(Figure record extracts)
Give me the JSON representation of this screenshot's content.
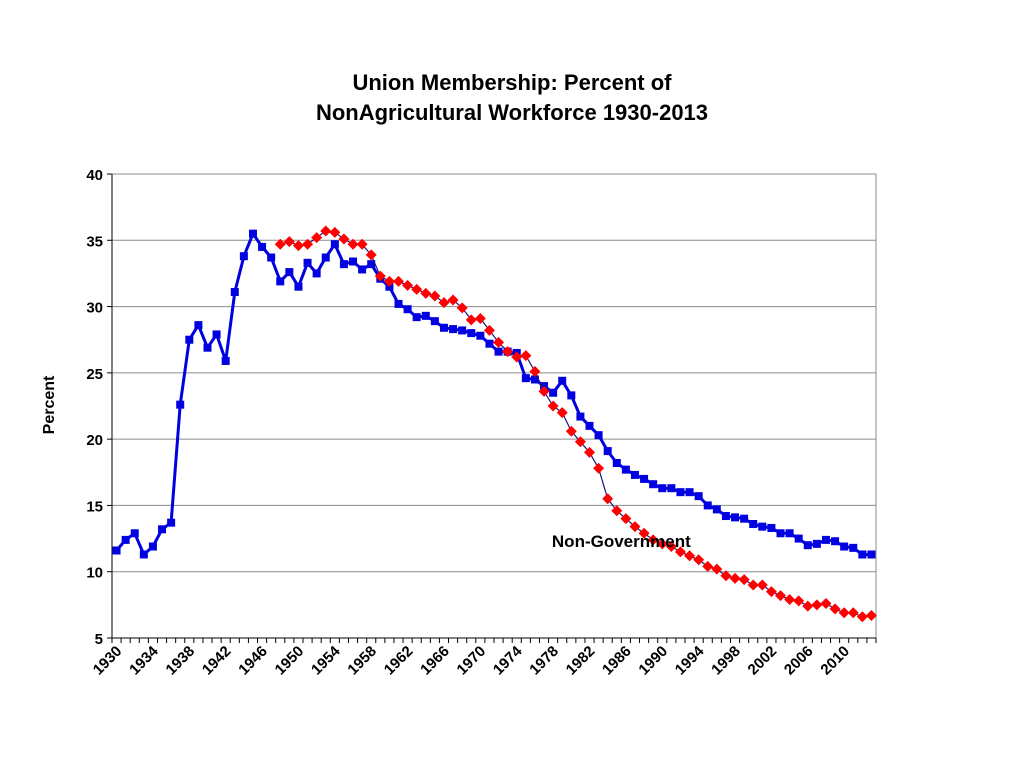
{
  "chart_data": {
    "type": "line",
    "title_lines": [
      "Union Membership:  Percent of",
      "NonAgricultural Workforce 1930-2013"
    ],
    "ylabel": "Percent",
    "xlabel": "",
    "ylim": [
      5,
      40
    ],
    "yticks": [
      5,
      10,
      15,
      20,
      25,
      30,
      35,
      40
    ],
    "xlim": [
      1930,
      2013
    ],
    "xticks": [
      1930,
      1934,
      1938,
      1942,
      1946,
      1950,
      1954,
      1958,
      1962,
      1966,
      1970,
      1974,
      1978,
      1982,
      1986,
      1990,
      1994,
      1998,
      2002,
      2006,
      2010
    ],
    "grid": true,
    "annotations": [
      {
        "text": "Non-Government",
        "x": 1985.5,
        "y": 12.3
      }
    ],
    "series": [
      {
        "color": "#0000e0",
        "marker": "square",
        "x": [
          1930,
          1931,
          1932,
          1933,
          1934,
          1935,
          1936,
          1937,
          1938,
          1939,
          1940,
          1941,
          1942,
          1943,
          1944,
          1945,
          1946,
          1947,
          1948,
          1949,
          1950,
          1951,
          1952,
          1953,
          1954,
          1955,
          1956,
          1957,
          1958,
          1959,
          1960,
          1961,
          1962,
          1963,
          1964,
          1965,
          1966,
          1967,
          1968,
          1969,
          1970,
          1971,
          1972,
          1973,
          1974,
          1975,
          1976,
          1977,
          1978,
          1979,
          1980,
          1981,
          1982,
          1983,
          1984,
          1985,
          1986,
          1987,
          1988,
          1989,
          1990,
          1991,
          1992,
          1993,
          1994,
          1995,
          1996,
          1997,
          1998,
          1999,
          2000,
          2001,
          2002,
          2003,
          2004,
          2005,
          2006,
          2007,
          2008,
          2009,
          2010,
          2011,
          2012,
          2013
        ],
        "y": [
          11.6,
          12.4,
          12.9,
          11.3,
          11.9,
          13.2,
          13.7,
          22.6,
          27.5,
          28.6,
          26.9,
          27.9,
          25.9,
          31.1,
          33.8,
          35.5,
          34.5,
          33.7,
          31.9,
          32.6,
          31.5,
          33.3,
          32.5,
          33.7,
          34.7,
          33.2,
          33.4,
          32.8,
          33.2,
          32.1,
          31.5,
          30.2,
          29.8,
          29.2,
          29.3,
          28.9,
          28.4,
          28.3,
          28.2,
          28.0,
          27.8,
          27.2,
          26.6,
          26.6,
          26.5,
          24.6,
          24.5,
          24.0,
          23.5,
          24.4,
          23.3,
          21.7,
          21.0,
          20.3,
          19.1,
          18.2,
          17.7,
          17.3,
          17.0,
          16.6,
          16.3,
          16.3,
          16.0,
          16.0,
          15.7,
          15.0,
          14.7,
          14.2,
          14.1,
          14.0,
          13.6,
          13.4,
          13.3,
          12.9,
          12.9,
          12.5,
          12.0,
          12.1,
          12.4,
          12.3,
          11.9,
          11.8,
          11.3,
          11.3
        ]
      },
      {
        "color": "#ff0000",
        "marker": "diamond",
        "x": [
          1948,
          1949,
          1950,
          1951,
          1952,
          1953,
          1954,
          1955,
          1956,
          1957,
          1958,
          1959,
          1960,
          1961,
          1962,
          1963,
          1964,
          1965,
          1966,
          1967,
          1968,
          1969,
          1970,
          1971,
          1972,
          1973,
          1974,
          1975,
          1976,
          1977,
          1978,
          1979,
          1980,
          1981,
          1982,
          1983,
          1984,
          1985,
          1986,
          1987,
          1988,
          1989,
          1990,
          1991,
          1992,
          1993,
          1994,
          1995,
          1996,
          1997,
          1998,
          1999,
          2000,
          2001,
          2002,
          2003,
          2004,
          2005,
          2006,
          2007,
          2008,
          2009,
          2010,
          2011,
          2012,
          2013
        ],
        "y": [
          34.7,
          34.9,
          34.6,
          34.7,
          35.2,
          35.7,
          35.6,
          35.1,
          34.7,
          34.7,
          33.9,
          32.3,
          31.9,
          31.9,
          31.6,
          31.3,
          31.0,
          30.8,
          30.3,
          30.5,
          29.9,
          29.0,
          29.1,
          28.2,
          27.3,
          26.6,
          26.2,
          26.3,
          25.1,
          23.6,
          22.5,
          22.0,
          20.6,
          19.8,
          19.0,
          17.8,
          15.5,
          14.6,
          14.0,
          13.4,
          12.9,
          12.4,
          12.1,
          11.9,
          11.5,
          11.2,
          10.9,
          10.4,
          10.2,
          9.7,
          9.5,
          9.4,
          9.0,
          9.0,
          8.5,
          8.2,
          7.9,
          7.8,
          7.4,
          7.5,
          7.6,
          7.2,
          6.9,
          6.9,
          6.6,
          6.7
        ]
      }
    ]
  }
}
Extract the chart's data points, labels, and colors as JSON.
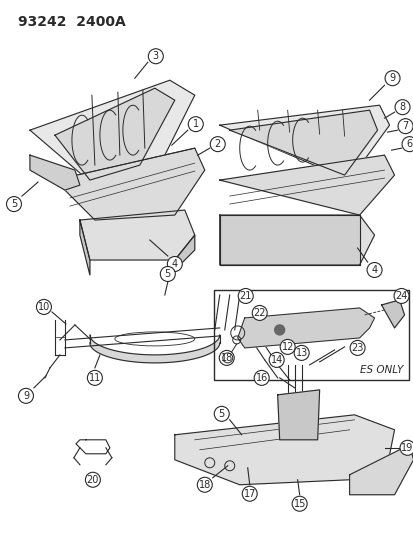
{
  "title": "93242  2400A",
  "bg_color": "#ffffff",
  "line_color": "#2a2a2a",
  "lw": 0.8,
  "fig_w": 4.14,
  "fig_h": 5.33,
  "dpi": 100
}
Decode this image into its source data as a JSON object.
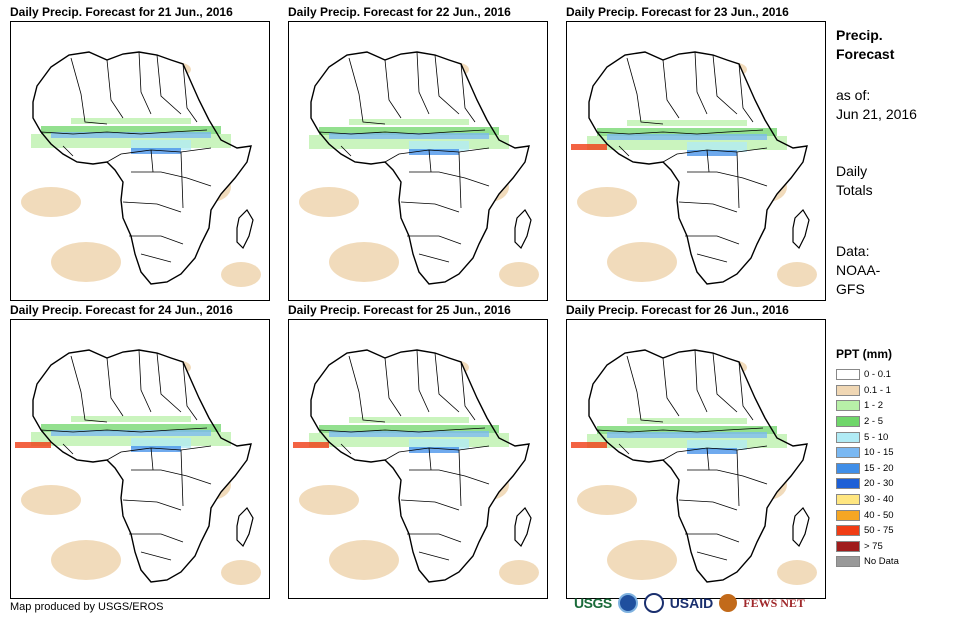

Exercise directions: Determine how many lines include the word "this" and report that number by itself.

Right answer: 2